■ REQUIREMENTS ■
Reproduce all of the records exactly.

Raw records:
***

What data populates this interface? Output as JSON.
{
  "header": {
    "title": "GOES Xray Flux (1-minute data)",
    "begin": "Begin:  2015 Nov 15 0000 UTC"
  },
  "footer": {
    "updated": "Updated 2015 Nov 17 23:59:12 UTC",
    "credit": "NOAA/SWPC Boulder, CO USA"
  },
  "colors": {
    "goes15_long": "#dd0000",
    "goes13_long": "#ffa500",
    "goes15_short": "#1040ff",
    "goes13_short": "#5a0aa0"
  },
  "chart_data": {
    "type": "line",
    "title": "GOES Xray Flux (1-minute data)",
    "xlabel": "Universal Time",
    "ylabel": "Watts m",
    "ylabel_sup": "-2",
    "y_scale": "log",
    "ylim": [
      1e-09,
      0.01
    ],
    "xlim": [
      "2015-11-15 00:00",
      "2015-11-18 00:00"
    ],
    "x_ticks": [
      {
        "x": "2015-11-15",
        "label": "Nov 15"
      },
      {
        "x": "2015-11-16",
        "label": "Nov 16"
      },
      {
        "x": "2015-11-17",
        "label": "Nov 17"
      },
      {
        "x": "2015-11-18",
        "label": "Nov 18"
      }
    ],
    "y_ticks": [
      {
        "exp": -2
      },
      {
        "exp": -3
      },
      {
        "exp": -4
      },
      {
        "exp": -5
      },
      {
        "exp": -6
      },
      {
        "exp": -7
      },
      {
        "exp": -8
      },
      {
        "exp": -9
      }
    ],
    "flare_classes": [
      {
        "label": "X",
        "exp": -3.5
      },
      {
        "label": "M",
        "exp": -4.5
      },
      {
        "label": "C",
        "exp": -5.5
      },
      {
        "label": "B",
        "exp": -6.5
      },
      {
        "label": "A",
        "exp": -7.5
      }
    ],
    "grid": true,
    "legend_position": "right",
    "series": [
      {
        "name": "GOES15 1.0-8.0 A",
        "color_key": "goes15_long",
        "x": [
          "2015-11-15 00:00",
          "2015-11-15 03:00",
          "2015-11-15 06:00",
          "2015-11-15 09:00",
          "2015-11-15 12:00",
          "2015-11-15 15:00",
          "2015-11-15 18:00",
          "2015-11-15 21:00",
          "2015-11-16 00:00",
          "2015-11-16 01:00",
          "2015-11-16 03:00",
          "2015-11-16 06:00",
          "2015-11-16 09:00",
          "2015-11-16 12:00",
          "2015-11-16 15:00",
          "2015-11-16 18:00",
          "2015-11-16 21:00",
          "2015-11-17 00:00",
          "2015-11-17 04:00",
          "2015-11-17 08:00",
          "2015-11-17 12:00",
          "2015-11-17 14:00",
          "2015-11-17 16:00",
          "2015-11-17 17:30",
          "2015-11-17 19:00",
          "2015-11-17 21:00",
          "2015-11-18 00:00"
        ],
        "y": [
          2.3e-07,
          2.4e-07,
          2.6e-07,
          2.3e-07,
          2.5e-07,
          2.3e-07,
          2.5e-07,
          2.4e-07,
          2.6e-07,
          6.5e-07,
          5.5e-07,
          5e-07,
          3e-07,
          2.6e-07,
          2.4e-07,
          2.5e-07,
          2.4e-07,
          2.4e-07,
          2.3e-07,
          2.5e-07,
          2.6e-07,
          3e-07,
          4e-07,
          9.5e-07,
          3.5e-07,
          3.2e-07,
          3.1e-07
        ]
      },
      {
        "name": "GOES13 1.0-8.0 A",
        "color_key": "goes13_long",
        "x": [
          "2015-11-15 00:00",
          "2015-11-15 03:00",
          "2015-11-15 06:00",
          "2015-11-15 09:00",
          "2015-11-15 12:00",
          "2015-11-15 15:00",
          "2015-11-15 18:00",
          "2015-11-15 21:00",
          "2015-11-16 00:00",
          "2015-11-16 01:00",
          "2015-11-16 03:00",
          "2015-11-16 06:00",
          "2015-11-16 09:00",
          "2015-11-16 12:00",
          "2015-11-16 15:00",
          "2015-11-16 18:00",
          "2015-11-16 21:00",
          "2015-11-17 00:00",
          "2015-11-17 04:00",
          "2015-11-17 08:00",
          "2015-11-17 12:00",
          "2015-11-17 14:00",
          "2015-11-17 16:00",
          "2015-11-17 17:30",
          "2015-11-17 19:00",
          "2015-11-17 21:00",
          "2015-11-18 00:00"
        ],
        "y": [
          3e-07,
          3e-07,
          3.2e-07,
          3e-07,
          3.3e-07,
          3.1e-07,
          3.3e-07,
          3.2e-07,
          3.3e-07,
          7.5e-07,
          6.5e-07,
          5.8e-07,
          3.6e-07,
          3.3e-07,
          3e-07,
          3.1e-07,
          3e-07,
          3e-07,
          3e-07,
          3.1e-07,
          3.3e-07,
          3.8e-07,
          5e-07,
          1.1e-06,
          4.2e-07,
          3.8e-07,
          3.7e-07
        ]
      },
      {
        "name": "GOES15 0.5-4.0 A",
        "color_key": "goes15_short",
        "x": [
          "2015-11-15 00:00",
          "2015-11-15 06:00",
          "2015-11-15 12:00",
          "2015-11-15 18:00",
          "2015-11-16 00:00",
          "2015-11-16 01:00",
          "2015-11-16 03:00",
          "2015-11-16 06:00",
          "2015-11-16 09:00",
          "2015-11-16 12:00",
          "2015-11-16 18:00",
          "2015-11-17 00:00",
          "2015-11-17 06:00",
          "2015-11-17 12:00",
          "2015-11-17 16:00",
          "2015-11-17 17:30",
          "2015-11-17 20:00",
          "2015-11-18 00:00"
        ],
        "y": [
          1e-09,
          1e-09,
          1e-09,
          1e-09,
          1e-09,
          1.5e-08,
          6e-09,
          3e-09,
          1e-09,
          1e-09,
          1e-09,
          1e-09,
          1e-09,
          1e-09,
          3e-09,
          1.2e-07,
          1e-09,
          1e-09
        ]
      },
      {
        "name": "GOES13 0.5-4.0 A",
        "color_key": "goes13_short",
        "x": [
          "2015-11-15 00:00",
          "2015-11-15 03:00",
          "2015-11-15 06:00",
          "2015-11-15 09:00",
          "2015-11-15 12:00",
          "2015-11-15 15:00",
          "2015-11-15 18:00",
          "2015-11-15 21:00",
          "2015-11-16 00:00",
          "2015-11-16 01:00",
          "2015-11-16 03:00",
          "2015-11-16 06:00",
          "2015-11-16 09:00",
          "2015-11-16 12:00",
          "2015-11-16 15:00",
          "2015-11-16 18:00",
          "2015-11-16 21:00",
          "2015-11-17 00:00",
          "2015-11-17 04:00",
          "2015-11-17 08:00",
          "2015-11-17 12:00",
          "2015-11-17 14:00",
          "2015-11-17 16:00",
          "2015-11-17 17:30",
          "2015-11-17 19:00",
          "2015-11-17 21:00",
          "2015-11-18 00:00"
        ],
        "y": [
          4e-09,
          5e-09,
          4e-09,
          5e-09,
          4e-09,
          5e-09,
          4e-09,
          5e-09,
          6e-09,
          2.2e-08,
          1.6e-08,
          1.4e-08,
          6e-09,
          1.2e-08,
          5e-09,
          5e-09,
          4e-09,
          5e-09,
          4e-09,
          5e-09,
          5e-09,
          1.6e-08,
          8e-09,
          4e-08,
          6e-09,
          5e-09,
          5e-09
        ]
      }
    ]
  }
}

***

■ WRITTEN ANSWER ■
What data populates this interface? Output as JSON.
{
  "header": {
    "title": "GOES Xray Flux (1-minute data)",
    "begin": "Begin:  2015 Nov 15 0000 UTC"
  },
  "footer": {
    "updated": "Updated 2015 Nov 17 23:59:12 UTC",
    "credit": "NOAA/SWPC Boulder, CO USA"
  },
  "colors": {
    "goes15_long": "#dd0000",
    "goes13_long": "#ffa500",
    "goes15_short": "#1040ff",
    "goes13_short": "#5a0aa0"
  },
  "chart_data": {
    "type": "line",
    "title": "GOES Xray Flux (1-minute data)",
    "xlabel": "Universal Time",
    "ylabel": "Watts m",
    "ylabel_sup": "-2",
    "y_scale": "log",
    "ylim": [
      1e-09,
      0.01
    ],
    "xlim": [
      "2015-11-15 00:00",
      "2015-11-18 00:00"
    ],
    "x_ticks": [
      {
        "x": "2015-11-15",
        "label": "Nov 15"
      },
      {
        "x": "2015-11-16",
        "label": "Nov 16"
      },
      {
        "x": "2015-11-17",
        "label": "Nov 17"
      },
      {
        "x": "2015-11-18",
        "label": "Nov 18"
      }
    ],
    "y_ticks": [
      {
        "exp": -2
      },
      {
        "exp": -3
      },
      {
        "exp": -4
      },
      {
        "exp": -5
      },
      {
        "exp": -6
      },
      {
        "exp": -7
      },
      {
        "exp": -8
      },
      {
        "exp": -9
      }
    ],
    "flare_classes": [
      {
        "label": "X",
        "exp": -3.5
      },
      {
        "label": "M",
        "exp": -4.5
      },
      {
        "label": "C",
        "exp": -5.5
      },
      {
        "label": "B",
        "exp": -6.5
      },
      {
        "label": "A",
        "exp": -7.5
      }
    ],
    "grid": true,
    "legend_position": "right",
    "series": [
      {
        "name": "GOES15 1.0-8.0 A",
        "color_key": "goes15_long",
        "x": [
          "2015-11-15 00:00",
          "2015-11-15 03:00",
          "2015-11-15 06:00",
          "2015-11-15 09:00",
          "2015-11-15 12:00",
          "2015-11-15 15:00",
          "2015-11-15 18:00",
          "2015-11-15 21:00",
          "2015-11-16 00:00",
          "2015-11-16 01:00",
          "2015-11-16 03:00",
          "2015-11-16 06:00",
          "2015-11-16 09:00",
          "2015-11-16 12:00",
          "2015-11-16 15:00",
          "2015-11-16 18:00",
          "2015-11-16 21:00",
          "2015-11-17 00:00",
          "2015-11-17 04:00",
          "2015-11-17 08:00",
          "2015-11-17 12:00",
          "2015-11-17 14:00",
          "2015-11-17 16:00",
          "2015-11-17 17:30",
          "2015-11-17 19:00",
          "2015-11-17 21:00",
          "2015-11-18 00:00"
        ],
        "y": [
          2.3e-07,
          2.4e-07,
          2.6e-07,
          2.3e-07,
          2.5e-07,
          2.3e-07,
          2.5e-07,
          2.4e-07,
          2.6e-07,
          6.5e-07,
          5.5e-07,
          5e-07,
          3e-07,
          2.6e-07,
          2.4e-07,
          2.5e-07,
          2.4e-07,
          2.4e-07,
          2.3e-07,
          2.5e-07,
          2.6e-07,
          3e-07,
          4e-07,
          9.5e-07,
          3.5e-07,
          3.2e-07,
          3.1e-07
        ]
      },
      {
        "name": "GOES13 1.0-8.0 A",
        "color_key": "goes13_long",
        "x": [
          "2015-11-15 00:00",
          "2015-11-15 03:00",
          "2015-11-15 06:00",
          "2015-11-15 09:00",
          "2015-11-15 12:00",
          "2015-11-15 15:00",
          "2015-11-15 18:00",
          "2015-11-15 21:00",
          "2015-11-16 00:00",
          "2015-11-16 01:00",
          "2015-11-16 03:00",
          "2015-11-16 06:00",
          "2015-11-16 09:00",
          "2015-11-16 12:00",
          "2015-11-16 15:00",
          "2015-11-16 18:00",
          "2015-11-16 21:00",
          "2015-11-17 00:00",
          "2015-11-17 04:00",
          "2015-11-17 08:00",
          "2015-11-17 12:00",
          "2015-11-17 14:00",
          "2015-11-17 16:00",
          "2015-11-17 17:30",
          "2015-11-17 19:00",
          "2015-11-17 21:00",
          "2015-11-18 00:00"
        ],
        "y": [
          3e-07,
          3e-07,
          3.2e-07,
          3e-07,
          3.3e-07,
          3.1e-07,
          3.3e-07,
          3.2e-07,
          3.3e-07,
          7.5e-07,
          6.5e-07,
          5.8e-07,
          3.6e-07,
          3.3e-07,
          3e-07,
          3.1e-07,
          3e-07,
          3e-07,
          3e-07,
          3.1e-07,
          3.3e-07,
          3.8e-07,
          5e-07,
          1.1e-06,
          4.2e-07,
          3.8e-07,
          3.7e-07
        ]
      },
      {
        "name": "GOES15 0.5-4.0 A",
        "color_key": "goes15_short",
        "x": [
          "2015-11-15 00:00",
          "2015-11-15 06:00",
          "2015-11-15 12:00",
          "2015-11-15 18:00",
          "2015-11-16 00:00",
          "2015-11-16 01:00",
          "2015-11-16 03:00",
          "2015-11-16 06:00",
          "2015-11-16 09:00",
          "2015-11-16 12:00",
          "2015-11-16 18:00",
          "2015-11-17 00:00",
          "2015-11-17 06:00",
          "2015-11-17 12:00",
          "2015-11-17 16:00",
          "2015-11-17 17:30",
          "2015-11-17 20:00",
          "2015-11-18 00:00"
        ],
        "y": [
          1e-09,
          1e-09,
          1e-09,
          1e-09,
          1e-09,
          1.5e-08,
          6e-09,
          3e-09,
          1e-09,
          1e-09,
          1e-09,
          1e-09,
          1e-09,
          1e-09,
          3e-09,
          1.2e-07,
          1e-09,
          1e-09
        ]
      },
      {
        "name": "GOES13 0.5-4.0 A",
        "color_key": "goes13_short",
        "x": [
          "2015-11-15 00:00",
          "2015-11-15 03:00",
          "2015-11-15 06:00",
          "2015-11-15 09:00",
          "2015-11-15 12:00",
          "2015-11-15 15:00",
          "2015-11-15 18:00",
          "2015-11-15 21:00",
          "2015-11-16 00:00",
          "2015-11-16 01:00",
          "2015-11-16 03:00",
          "2015-11-16 06:00",
          "2015-11-16 09:00",
          "2015-11-16 12:00",
          "2015-11-16 15:00",
          "2015-11-16 18:00",
          "2015-11-16 21:00",
          "2015-11-17 00:00",
          "2015-11-17 04:00",
          "2015-11-17 08:00",
          "2015-11-17 12:00",
          "2015-11-17 14:00",
          "2015-11-17 16:00",
          "2015-11-17 17:30",
          "2015-11-17 19:00",
          "2015-11-17 21:00",
          "2015-11-18 00:00"
        ],
        "y": [
          4e-09,
          5e-09,
          4e-09,
          5e-09,
          4e-09,
          5e-09,
          4e-09,
          5e-09,
          6e-09,
          2.2e-08,
          1.6e-08,
          1.4e-08,
          6e-09,
          1.2e-08,
          5e-09,
          5e-09,
          4e-09,
          5e-09,
          4e-09,
          5e-09,
          5e-09,
          1.6e-08,
          8e-09,
          4e-08,
          6e-09,
          5e-09,
          5e-09
        ]
      }
    ]
  }
}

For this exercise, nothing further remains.